▶ _Direction_
Transcribe the records below exactly.

Extracts from a graphics dataset:

________________________________________

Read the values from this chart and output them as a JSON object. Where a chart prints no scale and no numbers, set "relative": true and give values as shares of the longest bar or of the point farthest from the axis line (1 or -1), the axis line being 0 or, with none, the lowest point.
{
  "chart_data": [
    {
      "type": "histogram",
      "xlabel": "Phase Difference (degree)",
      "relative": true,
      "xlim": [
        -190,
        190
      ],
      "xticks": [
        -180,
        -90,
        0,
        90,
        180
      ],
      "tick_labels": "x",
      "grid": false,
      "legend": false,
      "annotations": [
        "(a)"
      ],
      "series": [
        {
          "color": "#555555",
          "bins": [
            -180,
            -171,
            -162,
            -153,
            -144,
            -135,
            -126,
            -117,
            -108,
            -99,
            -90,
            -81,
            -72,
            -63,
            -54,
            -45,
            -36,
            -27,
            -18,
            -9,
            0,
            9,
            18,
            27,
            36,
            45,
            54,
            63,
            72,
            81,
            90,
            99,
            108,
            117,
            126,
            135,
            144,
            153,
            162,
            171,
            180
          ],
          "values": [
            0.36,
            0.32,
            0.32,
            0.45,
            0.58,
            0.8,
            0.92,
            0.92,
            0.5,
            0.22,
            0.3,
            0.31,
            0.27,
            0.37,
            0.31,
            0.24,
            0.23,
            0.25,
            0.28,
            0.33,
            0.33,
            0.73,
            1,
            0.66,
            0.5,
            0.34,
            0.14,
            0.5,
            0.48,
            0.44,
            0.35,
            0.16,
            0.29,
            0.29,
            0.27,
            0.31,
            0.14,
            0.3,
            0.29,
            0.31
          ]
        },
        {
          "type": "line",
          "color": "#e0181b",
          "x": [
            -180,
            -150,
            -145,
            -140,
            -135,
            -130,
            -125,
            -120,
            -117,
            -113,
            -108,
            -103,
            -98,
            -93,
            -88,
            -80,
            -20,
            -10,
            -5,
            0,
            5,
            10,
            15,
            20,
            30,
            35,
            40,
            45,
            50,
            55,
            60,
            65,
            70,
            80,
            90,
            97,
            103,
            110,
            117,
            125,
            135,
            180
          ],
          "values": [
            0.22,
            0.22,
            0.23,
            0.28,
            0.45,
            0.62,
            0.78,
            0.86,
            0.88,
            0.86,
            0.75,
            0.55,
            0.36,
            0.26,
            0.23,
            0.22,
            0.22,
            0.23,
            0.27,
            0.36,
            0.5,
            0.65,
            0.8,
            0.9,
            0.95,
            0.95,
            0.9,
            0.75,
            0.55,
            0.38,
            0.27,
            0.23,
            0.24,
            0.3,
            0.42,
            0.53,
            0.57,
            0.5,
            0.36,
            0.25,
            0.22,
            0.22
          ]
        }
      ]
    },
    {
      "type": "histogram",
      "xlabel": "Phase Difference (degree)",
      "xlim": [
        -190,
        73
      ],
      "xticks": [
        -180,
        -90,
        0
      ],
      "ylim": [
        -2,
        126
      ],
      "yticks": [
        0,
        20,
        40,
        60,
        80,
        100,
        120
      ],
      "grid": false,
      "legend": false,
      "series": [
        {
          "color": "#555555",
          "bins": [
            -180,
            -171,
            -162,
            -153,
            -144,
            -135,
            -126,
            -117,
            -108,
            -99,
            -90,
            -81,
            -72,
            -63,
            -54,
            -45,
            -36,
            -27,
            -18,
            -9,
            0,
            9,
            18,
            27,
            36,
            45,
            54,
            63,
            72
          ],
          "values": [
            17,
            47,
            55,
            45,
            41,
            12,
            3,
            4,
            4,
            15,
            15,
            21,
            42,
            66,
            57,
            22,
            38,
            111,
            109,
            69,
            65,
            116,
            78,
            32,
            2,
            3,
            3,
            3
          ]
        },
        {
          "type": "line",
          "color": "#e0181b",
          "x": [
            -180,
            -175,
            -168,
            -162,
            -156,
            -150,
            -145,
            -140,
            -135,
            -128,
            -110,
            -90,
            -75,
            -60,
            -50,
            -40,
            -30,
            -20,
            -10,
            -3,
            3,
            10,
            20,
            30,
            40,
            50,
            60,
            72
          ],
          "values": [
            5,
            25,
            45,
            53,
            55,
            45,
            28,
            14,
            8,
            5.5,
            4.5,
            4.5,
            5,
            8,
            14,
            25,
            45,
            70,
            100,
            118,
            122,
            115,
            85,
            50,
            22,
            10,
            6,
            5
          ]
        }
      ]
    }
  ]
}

________________________________________

▶ _Exercise answer_
Read the values from this chart and output them as a JSON object. Where a chart prints no scale and no numbers, set "relative": true and give values as shares of the longest bar or of the point farthest from the axis line (1 or -1), the axis line being 0 or, with none, the lowest point.
{
  "chart_data": [
    {
      "type": "histogram",
      "xlabel": "Phase Difference (degree)",
      "relative": true,
      "xlim": [
        -190,
        190
      ],
      "xticks": [
        -180,
        -90,
        0,
        90,
        180
      ],
      "tick_labels": "x",
      "grid": false,
      "legend": false,
      "annotations": [
        "(a)"
      ],
      "series": [
        {
          "color": "#555555",
          "bins": [
            -180,
            -171,
            -162,
            -153,
            -144,
            -135,
            -126,
            -117,
            -108,
            -99,
            -90,
            -81,
            -72,
            -63,
            -54,
            -45,
            -36,
            -27,
            -18,
            -9,
            0,
            9,
            18,
            27,
            36,
            45,
            54,
            63,
            72,
            81,
            90,
            99,
            108,
            117,
            126,
            135,
            144,
            153,
            162,
            171,
            180
          ],
          "values": [
            0.36,
            0.32,
            0.32,
            0.45,
            0.58,
            0.8,
            0.92,
            0.92,
            0.5,
            0.22,
            0.3,
            0.31,
            0.27,
            0.37,
            0.31,
            0.24,
            0.23,
            0.25,
            0.28,
            0.33,
            0.33,
            0.73,
            1,
            0.66,
            0.5,
            0.34,
            0.14,
            0.5,
            0.48,
            0.44,
            0.35,
            0.16,
            0.29,
            0.29,
            0.27,
            0.31,
            0.14,
            0.3,
            0.29,
            0.31
          ]
        },
        {
          "type": "line",
          "color": "#e0181b",
          "x": [
            -180,
            -150,
            -145,
            -140,
            -135,
            -130,
            -125,
            -120,
            -117,
            -113,
            -108,
            -103,
            -98,
            -93,
            -88,
            -80,
            -20,
            -10,
            -5,
            0,
            5,
            10,
            15,
            20,
            30,
            35,
            40,
            45,
            50,
            55,
            60,
            65,
            70,
            80,
            90,
            97,
            103,
            110,
            117,
            125,
            135,
            180
          ],
          "values": [
            0.22,
            0.22,
            0.23,
            0.28,
            0.45,
            0.62,
            0.78,
            0.86,
            0.88,
            0.86,
            0.75,
            0.55,
            0.36,
            0.26,
            0.23,
            0.22,
            0.22,
            0.23,
            0.27,
            0.36,
            0.5,
            0.65,
            0.8,
            0.9,
            0.95,
            0.95,
            0.9,
            0.75,
            0.55,
            0.38,
            0.27,
            0.23,
            0.24,
            0.3,
            0.42,
            0.53,
            0.57,
            0.5,
            0.36,
            0.25,
            0.22,
            0.22
          ]
        }
      ]
    },
    {
      "type": "histogram",
      "xlabel": "Phase Difference (degree)",
      "xlim": [
        -190,
        73
      ],
      "xticks": [
        -180,
        -90,
        0
      ],
      "ylim": [
        -2,
        126
      ],
      "yticks": [
        0,
        20,
        40,
        60,
        80,
        100,
        120
      ],
      "grid": false,
      "legend": false,
      "series": [
        {
          "color": "#555555",
          "bins": [
            -180,
            -171,
            -162,
            -153,
            -144,
            -135,
            -126,
            -117,
            -108,
            -99,
            -90,
            -81,
            -72,
            -63,
            -54,
            -45,
            -36,
            -27,
            -18,
            -9,
            0,
            9,
            18,
            27,
            36,
            45,
            54,
            63,
            72
          ],
          "values": [
            17,
            47,
            55,
            45,
            41,
            12,
            3,
            4,
            4,
            15,
            15,
            21,
            42,
            66,
            57,
            22,
            38,
            111,
            109,
            69,
            65,
            116,
            78,
            32,
            2,
            3,
            3,
            3
          ]
        },
        {
          "type": "line",
          "color": "#e0181b",
          "x": [
            -180,
            -175,
            -168,
            -162,
            -156,
            -150,
            -145,
            -140,
            -135,
            -128,
            -110,
            -90,
            -75,
            -60,
            -50,
            -40,
            -30,
            -20,
            -10,
            -3,
            3,
            10,
            20,
            30,
            40,
            50,
            60,
            72
          ],
          "values": [
            5,
            25,
            45,
            53,
            55,
            45,
            28,
            14,
            8,
            5.5,
            4.5,
            4.5,
            5,
            8,
            14,
            25,
            45,
            70,
            100,
            118,
            122,
            115,
            85,
            50,
            22,
            10,
            6,
            5
          ]
        }
      ]
    }
  ]
}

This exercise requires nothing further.